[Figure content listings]
▬▬▬

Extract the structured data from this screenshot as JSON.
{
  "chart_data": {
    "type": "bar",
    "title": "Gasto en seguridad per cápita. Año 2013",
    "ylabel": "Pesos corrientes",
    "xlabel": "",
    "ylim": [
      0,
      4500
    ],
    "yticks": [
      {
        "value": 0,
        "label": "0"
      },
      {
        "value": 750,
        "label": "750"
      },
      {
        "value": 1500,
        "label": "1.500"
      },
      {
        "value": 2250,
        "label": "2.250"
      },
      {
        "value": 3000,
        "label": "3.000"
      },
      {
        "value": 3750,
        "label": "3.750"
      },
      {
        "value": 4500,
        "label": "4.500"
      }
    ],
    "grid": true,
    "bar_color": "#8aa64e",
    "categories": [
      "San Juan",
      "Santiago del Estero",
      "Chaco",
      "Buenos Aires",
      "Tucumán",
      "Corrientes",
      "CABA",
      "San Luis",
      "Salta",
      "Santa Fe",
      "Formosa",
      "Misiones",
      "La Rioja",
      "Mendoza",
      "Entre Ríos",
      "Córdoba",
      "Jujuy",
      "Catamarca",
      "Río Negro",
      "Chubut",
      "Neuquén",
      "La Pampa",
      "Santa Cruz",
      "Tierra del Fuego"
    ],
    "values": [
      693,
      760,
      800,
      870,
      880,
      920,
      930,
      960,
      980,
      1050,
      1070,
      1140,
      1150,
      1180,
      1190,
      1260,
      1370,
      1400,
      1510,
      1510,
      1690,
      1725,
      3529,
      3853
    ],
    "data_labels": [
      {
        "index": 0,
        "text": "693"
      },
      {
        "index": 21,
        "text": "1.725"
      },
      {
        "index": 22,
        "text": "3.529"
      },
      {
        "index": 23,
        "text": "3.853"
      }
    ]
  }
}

▬▬▬

WHAT TO WORK ON: Collect the complete line wherever the string "text" appears in the records.

RESULT:
        "text": "693"
        "text": "1.725"
        "text": "3.529"
        "text": "3.853"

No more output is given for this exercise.